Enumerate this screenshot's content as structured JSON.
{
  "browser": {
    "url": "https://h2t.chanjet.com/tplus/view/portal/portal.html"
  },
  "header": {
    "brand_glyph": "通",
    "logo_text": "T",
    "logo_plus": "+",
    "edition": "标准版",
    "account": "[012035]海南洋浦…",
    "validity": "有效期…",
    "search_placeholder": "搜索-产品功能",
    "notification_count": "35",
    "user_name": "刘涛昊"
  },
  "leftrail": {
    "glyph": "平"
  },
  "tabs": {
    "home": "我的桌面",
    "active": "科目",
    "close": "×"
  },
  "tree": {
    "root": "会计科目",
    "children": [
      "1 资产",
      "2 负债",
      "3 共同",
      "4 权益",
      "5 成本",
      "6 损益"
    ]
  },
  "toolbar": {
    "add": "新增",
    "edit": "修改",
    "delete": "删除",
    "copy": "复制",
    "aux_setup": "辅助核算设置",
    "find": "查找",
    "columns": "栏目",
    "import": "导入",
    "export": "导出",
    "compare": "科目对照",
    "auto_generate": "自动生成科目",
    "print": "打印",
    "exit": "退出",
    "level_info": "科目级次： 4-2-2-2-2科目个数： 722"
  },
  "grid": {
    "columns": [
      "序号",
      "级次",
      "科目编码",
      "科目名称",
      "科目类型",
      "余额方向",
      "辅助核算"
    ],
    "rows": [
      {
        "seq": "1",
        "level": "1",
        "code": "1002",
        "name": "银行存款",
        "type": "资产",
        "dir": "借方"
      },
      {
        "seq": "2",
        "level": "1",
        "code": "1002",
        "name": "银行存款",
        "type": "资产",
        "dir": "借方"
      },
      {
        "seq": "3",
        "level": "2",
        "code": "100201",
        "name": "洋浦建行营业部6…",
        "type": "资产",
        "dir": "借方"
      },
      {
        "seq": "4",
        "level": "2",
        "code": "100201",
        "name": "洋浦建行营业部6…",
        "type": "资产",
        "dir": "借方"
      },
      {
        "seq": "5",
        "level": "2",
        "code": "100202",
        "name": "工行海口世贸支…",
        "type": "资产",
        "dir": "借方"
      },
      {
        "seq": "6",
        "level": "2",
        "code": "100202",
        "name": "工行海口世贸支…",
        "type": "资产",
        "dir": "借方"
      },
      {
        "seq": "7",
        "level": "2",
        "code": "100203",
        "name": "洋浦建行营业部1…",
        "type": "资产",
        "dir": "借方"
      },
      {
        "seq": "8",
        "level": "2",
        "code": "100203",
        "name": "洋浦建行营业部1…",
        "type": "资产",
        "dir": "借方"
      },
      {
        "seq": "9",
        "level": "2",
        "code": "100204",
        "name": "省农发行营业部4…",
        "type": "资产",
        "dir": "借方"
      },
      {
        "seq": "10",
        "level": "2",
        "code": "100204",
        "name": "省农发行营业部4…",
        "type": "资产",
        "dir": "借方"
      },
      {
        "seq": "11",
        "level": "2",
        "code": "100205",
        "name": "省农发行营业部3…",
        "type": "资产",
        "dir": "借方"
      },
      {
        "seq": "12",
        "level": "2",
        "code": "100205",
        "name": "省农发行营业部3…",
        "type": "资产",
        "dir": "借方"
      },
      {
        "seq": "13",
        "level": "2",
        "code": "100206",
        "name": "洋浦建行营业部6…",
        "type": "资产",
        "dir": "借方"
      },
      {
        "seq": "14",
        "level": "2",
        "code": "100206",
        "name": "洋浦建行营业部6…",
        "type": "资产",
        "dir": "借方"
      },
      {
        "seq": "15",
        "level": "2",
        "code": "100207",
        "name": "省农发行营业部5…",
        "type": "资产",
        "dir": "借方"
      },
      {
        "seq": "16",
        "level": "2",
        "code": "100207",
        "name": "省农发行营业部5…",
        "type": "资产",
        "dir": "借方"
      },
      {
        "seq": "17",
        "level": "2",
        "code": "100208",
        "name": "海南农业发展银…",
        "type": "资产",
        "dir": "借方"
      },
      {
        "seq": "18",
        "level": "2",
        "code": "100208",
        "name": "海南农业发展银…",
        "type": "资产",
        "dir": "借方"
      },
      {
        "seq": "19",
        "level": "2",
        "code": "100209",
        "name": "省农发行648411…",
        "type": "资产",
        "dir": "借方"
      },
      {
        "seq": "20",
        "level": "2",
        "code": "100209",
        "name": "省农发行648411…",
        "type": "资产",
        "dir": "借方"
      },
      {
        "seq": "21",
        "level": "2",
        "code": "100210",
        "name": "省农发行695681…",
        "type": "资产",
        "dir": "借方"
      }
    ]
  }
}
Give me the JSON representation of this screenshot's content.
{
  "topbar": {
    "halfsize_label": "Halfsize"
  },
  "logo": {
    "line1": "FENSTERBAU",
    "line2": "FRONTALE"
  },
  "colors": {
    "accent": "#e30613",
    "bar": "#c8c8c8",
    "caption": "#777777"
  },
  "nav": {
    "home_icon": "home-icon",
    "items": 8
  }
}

□ □ □ □ □ □ □

Your task is to transcribe the listing above in full, exactly as given.

### Full solution
Enumerate this screenshot's content as structured JSON.
{
  "browser": {
    "url": "https://h2t.chanjet.com/tplus/view/portal/portal.html"
  },
  "header": {
    "brand_glyph": "通",
    "logo_text": "T",
    "logo_plus": "+",
    "edition": "标准版",
    "account": "[012035]海南洋浦…",
    "validity": "有效期…",
    "search_placeholder": "搜索-产品功能",
    "notification_count": "35",
    "user_name": "刘涛昊"
  },
  "leftrail": {
    "glyph": "平"
  },
  "tabs": {
    "home": "我的桌面",
    "active": "科目",
    "close": "×"
  },
  "tree": {
    "root": "会计科目",
    "children": [
      "1 资产",
      "2 负债",
      "3 共同",
      "4 权益",
      "5 成本",
      "6 损益"
    ]
  },
  "toolbar": {
    "add": "新增",
    "edit": "修改",
    "delete": "删除",
    "copy": "复制",
    "aux_setup": "辅助核算设置",
    "find": "查找",
    "columns": "栏目",
    "import": "导入",
    "export": "导出",
    "compare": "科目对照",
    "auto_generate": "自动生成科目",
    "print": "打印",
    "exit": "退出",
    "level_info": "科目级次： 4-2-2-2-2科目个数： 722"
  },
  "grid": {
    "columns": [
      "序号",
      "级次",
      "科目编码",
      "科目名称",
      "科目类型",
      "余额方向",
      "辅助核算"
    ],
    "rows": [
      {
        "seq": "1",
        "level": "1",
        "code": "1002",
        "name": "银行存款",
        "type": "资产",
        "dir": "借方"
      },
      {
        "seq": "2",
        "level": "1",
        "code": "1002",
        "name": "银行存款",
        "type": "资产",
        "dir": "借方"
      },
      {
        "seq": "3",
        "level": "2",
        "code": "100201",
        "name": "洋浦建行营业部6…",
        "type": "资产",
        "dir": "借方"
      },
      {
        "seq": "4",
        "level": "2",
        "code": "100201",
        "name": "洋浦建行营业部6…",
        "type": "资产",
        "dir": "借方"
      },
      {
        "seq": "5",
        "level": "2",
        "code": "100202",
        "name": "工行海口世贸支…",
        "type": "资产",
        "dir": "借方"
      },
      {
        "seq": "6",
        "level": "2",
        "code": "100202",
        "name": "工行海口世贸支…",
        "type": "资产",
        "dir": "借方"
      },
      {
        "seq": "7",
        "level": "2",
        "code": "100203",
        "name": "洋浦建行营业部1…",
        "type": "资产",
        "dir": "借方"
      },
      {
        "seq": "8",
        "level": "2",
        "code": "100203",
        "name": "洋浦建行营业部1…",
        "type": "资产",
        "dir": "借方"
      },
      {
        "seq": "9",
        "level": "2",
        "code": "100204",
        "name": "省农发行营业部4…",
        "type": "资产",
        "dir": "借方"
      },
      {
        "seq": "10",
        "level": "2",
        "code": "100204",
        "name": "省农发行营业部4…",
        "type": "资产",
        "dir": "借方"
      },
      {
        "seq": "11",
        "level": "2",
        "code": "100205",
        "name": "省农发行营业部3…",
        "type": "资产",
        "dir": "借方"
      },
      {
        "seq": "12",
        "level": "2",
        "code": "100205",
        "name": "省农发行营业部3…",
        "type": "资产",
        "dir": "借方"
      },
      {
        "seq": "13",
        "level": "2",
        "code": "100206",
        "name": "洋浦建行营业部6…",
        "type": "资产",
        "dir": "借方"
      },
      {
        "seq": "14",
        "level": "2",
        "code": "100206",
        "name": "洋浦建行营业部6…",
        "type": "资产",
        "dir": "借方"
      },
      {
        "seq": "15",
        "level": "2",
        "code": "100207",
        "name": "省农发行营业部5…",
        "type": "资产",
        "dir": "借方"
      },
      {
        "seq": "16",
        "level": "2",
        "code": "100207",
        "name": "省农发行营业部5…",
        "type": "资产",
        "dir": "借方"
      },
      {
        "seq": "17",
        "level": "2",
        "code": "100208",
        "name": "海南农业发展银…",
        "type": "资产",
        "dir": "借方"
      },
      {
        "seq": "18",
        "level": "2",
        "code": "100208",
        "name": "海南农业发展银…",
        "type": "资产",
        "dir": "借方"
      },
      {
        "seq": "19",
        "level": "2",
        "code": "100209",
        "name": "省农发行648411…",
        "type": "资产",
        "dir": "借方"
      },
      {
        "seq": "20",
        "level": "2",
        "code": "100209",
        "name": "省农发行648411…",
        "type": "资产",
        "dir": "借方"
      },
      {
        "seq": "21",
        "level": "2",
        "code": "100210",
        "name": "省农发行695681…",
        "type": "资产",
        "dir": "借方"
      }
    ]
  }
}
Give me the JSON representation of this screenshot's content.
{
  "topbar": {
    "halfsize_label": "Halfsize"
  },
  "logo": {
    "line1": "FENSTERBAU",
    "line2": "FRONTALE"
  },
  "colors": {
    "accent": "#e30613",
    "bar": "#c8c8c8",
    "caption": "#777777"
  },
  "nav": {
    "home_icon": "home-icon",
    "items": 8
  }
}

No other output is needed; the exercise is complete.